▶ What to work on: Locate the string "Attendance" throughout the material and copy every line in which it occurs.

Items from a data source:
*-*-*

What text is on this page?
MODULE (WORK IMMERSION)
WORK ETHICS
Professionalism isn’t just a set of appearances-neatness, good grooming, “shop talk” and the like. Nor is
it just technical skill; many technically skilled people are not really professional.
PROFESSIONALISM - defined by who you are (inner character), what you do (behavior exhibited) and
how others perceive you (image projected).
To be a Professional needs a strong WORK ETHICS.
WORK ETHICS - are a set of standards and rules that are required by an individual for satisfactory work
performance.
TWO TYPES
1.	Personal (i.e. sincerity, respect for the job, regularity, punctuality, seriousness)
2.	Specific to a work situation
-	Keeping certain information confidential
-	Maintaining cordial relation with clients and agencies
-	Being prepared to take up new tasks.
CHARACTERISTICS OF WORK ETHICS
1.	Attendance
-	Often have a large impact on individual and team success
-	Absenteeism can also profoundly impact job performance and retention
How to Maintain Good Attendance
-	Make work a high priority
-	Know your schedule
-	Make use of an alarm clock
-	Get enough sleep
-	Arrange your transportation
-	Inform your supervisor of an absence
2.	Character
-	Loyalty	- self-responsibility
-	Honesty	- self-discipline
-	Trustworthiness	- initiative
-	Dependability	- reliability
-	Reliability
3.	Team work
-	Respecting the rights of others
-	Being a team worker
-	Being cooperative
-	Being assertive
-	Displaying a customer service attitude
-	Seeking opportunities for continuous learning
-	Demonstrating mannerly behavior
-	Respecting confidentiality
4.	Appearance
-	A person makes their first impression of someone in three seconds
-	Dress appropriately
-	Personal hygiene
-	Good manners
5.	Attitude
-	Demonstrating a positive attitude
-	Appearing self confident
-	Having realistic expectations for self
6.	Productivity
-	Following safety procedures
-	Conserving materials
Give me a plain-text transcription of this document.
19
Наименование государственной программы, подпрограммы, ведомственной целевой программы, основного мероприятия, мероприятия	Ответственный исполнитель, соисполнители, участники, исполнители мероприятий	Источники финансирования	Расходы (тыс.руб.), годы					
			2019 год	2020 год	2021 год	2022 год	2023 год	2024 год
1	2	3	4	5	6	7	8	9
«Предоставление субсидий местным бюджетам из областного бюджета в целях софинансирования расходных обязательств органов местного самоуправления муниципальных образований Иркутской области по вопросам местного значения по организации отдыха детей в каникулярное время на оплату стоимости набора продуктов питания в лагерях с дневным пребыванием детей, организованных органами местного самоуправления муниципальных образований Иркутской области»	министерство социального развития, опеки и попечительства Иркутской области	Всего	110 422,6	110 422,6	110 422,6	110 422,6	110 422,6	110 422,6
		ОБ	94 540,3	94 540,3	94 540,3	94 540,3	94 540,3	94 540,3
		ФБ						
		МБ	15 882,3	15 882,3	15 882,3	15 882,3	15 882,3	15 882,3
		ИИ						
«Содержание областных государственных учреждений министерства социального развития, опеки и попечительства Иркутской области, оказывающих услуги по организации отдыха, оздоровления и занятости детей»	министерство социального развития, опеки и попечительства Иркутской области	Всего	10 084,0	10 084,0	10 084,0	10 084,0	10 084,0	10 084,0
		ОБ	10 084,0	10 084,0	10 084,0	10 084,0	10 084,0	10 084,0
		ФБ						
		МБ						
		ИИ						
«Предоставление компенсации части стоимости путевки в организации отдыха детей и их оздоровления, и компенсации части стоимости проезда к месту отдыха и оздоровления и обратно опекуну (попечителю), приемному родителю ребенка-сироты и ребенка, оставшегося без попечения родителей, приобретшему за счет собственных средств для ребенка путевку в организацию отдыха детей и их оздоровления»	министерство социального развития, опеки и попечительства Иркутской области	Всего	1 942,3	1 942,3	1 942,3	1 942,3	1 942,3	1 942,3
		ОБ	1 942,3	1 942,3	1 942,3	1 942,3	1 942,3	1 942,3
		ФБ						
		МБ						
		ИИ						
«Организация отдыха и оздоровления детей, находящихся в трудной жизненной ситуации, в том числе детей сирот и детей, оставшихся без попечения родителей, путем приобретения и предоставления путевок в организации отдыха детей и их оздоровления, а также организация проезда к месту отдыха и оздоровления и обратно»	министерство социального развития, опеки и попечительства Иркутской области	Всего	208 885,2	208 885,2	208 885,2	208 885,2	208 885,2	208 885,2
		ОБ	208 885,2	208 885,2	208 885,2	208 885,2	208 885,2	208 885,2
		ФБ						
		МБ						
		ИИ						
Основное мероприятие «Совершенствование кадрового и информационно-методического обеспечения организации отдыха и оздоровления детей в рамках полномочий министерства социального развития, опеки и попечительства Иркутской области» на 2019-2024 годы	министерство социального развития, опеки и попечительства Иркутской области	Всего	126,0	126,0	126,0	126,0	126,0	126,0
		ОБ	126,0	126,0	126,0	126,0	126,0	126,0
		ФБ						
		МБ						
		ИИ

*-*-*

▶ Exercise output:
1.	Attendance
How to Maintain Good Attendance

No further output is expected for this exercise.